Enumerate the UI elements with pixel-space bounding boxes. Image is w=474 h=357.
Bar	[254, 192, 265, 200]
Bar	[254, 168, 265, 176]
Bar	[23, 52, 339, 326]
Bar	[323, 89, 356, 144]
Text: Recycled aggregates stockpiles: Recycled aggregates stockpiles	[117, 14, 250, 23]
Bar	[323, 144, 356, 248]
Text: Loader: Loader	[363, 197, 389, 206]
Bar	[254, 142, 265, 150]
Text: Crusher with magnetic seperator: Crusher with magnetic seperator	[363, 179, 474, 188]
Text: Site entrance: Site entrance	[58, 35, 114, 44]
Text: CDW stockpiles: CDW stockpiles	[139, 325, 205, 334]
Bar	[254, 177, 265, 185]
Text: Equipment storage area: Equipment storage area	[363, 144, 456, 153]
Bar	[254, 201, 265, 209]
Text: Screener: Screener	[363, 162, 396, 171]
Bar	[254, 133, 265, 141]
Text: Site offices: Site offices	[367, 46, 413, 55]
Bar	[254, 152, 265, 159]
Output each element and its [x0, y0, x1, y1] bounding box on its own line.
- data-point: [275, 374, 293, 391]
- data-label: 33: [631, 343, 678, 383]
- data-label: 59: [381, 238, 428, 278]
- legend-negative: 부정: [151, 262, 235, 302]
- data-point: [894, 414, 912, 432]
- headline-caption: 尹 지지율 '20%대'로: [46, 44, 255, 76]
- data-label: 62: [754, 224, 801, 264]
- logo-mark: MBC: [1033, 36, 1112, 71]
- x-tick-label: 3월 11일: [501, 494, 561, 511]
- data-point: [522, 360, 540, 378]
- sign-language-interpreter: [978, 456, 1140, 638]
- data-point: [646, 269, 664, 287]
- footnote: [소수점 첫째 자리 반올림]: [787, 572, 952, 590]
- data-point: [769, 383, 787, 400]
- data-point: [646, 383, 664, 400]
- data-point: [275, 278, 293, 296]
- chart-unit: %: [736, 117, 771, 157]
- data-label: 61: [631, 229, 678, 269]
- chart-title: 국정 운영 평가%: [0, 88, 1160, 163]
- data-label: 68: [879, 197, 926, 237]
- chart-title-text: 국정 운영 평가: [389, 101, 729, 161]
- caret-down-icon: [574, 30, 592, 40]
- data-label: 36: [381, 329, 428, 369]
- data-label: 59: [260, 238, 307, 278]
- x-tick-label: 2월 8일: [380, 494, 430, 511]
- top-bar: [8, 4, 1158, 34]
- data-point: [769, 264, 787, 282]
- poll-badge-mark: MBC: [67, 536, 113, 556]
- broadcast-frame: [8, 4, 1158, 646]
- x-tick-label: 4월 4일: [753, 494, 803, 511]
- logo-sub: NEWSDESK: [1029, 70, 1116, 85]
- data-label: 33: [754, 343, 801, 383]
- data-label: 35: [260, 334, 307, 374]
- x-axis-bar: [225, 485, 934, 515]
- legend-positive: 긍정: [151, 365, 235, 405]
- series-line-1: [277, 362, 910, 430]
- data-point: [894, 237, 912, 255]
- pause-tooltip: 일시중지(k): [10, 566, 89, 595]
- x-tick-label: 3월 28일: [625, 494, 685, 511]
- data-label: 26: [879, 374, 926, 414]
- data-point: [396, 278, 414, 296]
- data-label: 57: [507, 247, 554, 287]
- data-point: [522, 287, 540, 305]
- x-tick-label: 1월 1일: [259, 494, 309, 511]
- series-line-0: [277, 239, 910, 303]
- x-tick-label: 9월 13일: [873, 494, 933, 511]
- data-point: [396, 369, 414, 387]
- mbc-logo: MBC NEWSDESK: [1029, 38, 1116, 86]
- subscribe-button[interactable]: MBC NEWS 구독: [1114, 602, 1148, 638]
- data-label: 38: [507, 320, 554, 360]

····················

*Task to carry out*:
Render every line of the material above as a JSON list of strings, one string per line, leaving out blank lines.

*Solution for this problem*:
[
  "Enumerate the UI elements with pixel-space bounding boxes. Image is w=474 h=357.",
  "Bar\t[254, 192, 265, 200]",
  "Bar\t[254, 168, 265, 176]",
  "Bar\t[23, 52, 339, 326]",
  "Bar\t[323, 89, 356, 144]",
  "Text: Recycled aggregates stockpiles: Recycled aggregates stockpiles\t[117, 14, 250, 23]",
  "Bar\t[323, 144, 356, 248]",
  "Text: Loader: Loader\t[363, 197, 389, 206]",
  "Bar\t[254, 142, 265, 150]",
  "Text: Crusher with magnetic seperator: Crusher with magnetic seperator\t[363, 179, 474, 188]",
  "Text: Site entrance: Site entrance\t[58, 35, 114, 44]",
  "Text: CDW stockpiles: CDW stockpiles\t[139, 325, 205, 334]",
  "Bar\t[254, 177, 265, 185]",
  "Text: Equipment storage area: Equipment storage area\t[363, 144, 456, 153]",
  "Bar\t[254, 201, 265, 209]",
  "Text: Screener: Screener\t[363, 162, 396, 171]",
  "Bar\t[254, 133, 265, 141]",
  "Text: Site offices: Site offices\t[367, 46, 413, 55]",
  "Bar\t[254, 152, 265, 159]",
  "Output each element and its [x0, y0, x1, y1] bounding box on its own line.",
  "- data-point: [275, 374, 293, 391]",
  "- data-label: 33: [631, 343, 678, 383]",
  "- data-label: 59: [381, 238, 428, 278]",
  "- legend-negative: 부정: [151, 262, 235, 302]",
  "- data-point: [894, 414, 912, 432]",
  "- headline-caption: 尹 지지율 '20%대'로: [46, 44, 255, 76]",
  "- data-label: 62: [754, 224, 801, 264]",
  "- logo-mark: MBC: [1033, 36, 1112, 71]",
  "- x-tick-label: 3월 11일: [501, 494, 561, 511]",
  "- data-point: [522, 360, 540, 378]",
  "- sign-language-interpreter: [978, 456, 1140, 638]",
  "- data-point: [646, 269, 664, 287]",
  "- footnote: [소수점 첫째 자리 반올림]: [787, 572, 952, 590]",
  "- data-point: [769, 383, 787, 400]",
  "- data-point: [646, 383, 664, 400]",
  "- data-point: [275, 278, 293, 296]",
  "- chart-unit: %: [736, 117, 771, 157]",
  "- data-label: 61: [631, 229, 678, 269]",
  "- chart-title: 국정 운영 평가%: [0, 88, 1160, 163]",
  "- data-label: 68: [879, 197, 926, 237]",
  "- chart-title-text: 국정 운영 평가: [389, 101, 729, 161]",
  "- caret-down-icon: [574, 30, 592, 40]",
  "- data-label: 36: [381, 329, 428, 369]",
  "- data-label: 59: [260, 238, 307, 278]",
  "- x-tick-label: 2월 8일: [380, 494, 430, 511]",
  "- top-bar: [8, 4, 1158, 34]",
  "- data-point: [769, 264, 787, 282]",
  "- poll-badge-mark: MBC: [67, 536, 113, 556]",
  "- broadcast-frame: [8, 4, 1158, 646]",
  "- x-tick-label: 4월 4일: [753, 494, 803, 511]",
  "- logo-sub: NEWSDESK: [1029, 70, 1116, 85]",
  "- data-label: 33: [754, 343, 801, 383]",
  "- data-label: 35: [260, 334, 307, 374]",
  "- x-axis-bar: [225, 485, 934, 515]",
  "- legend-positive: 긍정: [151, 365, 235, 405]",
  "- series-line-1: [277, 362, 910, 430]",
  "- data-point: [894, 237, 912, 255]",
  "- pause-tooltip: 일시중지(k): [10, 566, 89, 595]",
  "- x-tick-label: 3월 28일: [625, 494, 685, 511]",
  "- data-label: 26: [879, 374, 926, 414]",
  "- data-point: [396, 278, 414, 296]",
  "- data-label: 57: [507, 247, 554, 287]",
  "- data-point: [522, 287, 540, 305]",
  "- x-tick-label: 1월 1일: [259, 494, 309, 511]",
  "- series-line-0: [277, 239, 910, 303]",
  "- x-tick-label: 9월 13일: [873, 494, 933, 511]",
  "- data-point: [396, 369, 414, 387]",
  "- mbc-logo: MBC NEWSDESK: [1029, 38, 1116, 86]",
  "- subscribe-button[interactable]: MBC NEWS 구독: [1114, 602, 1148, 638]",
  "- data-label: 38: [507, 320, 554, 360]"
]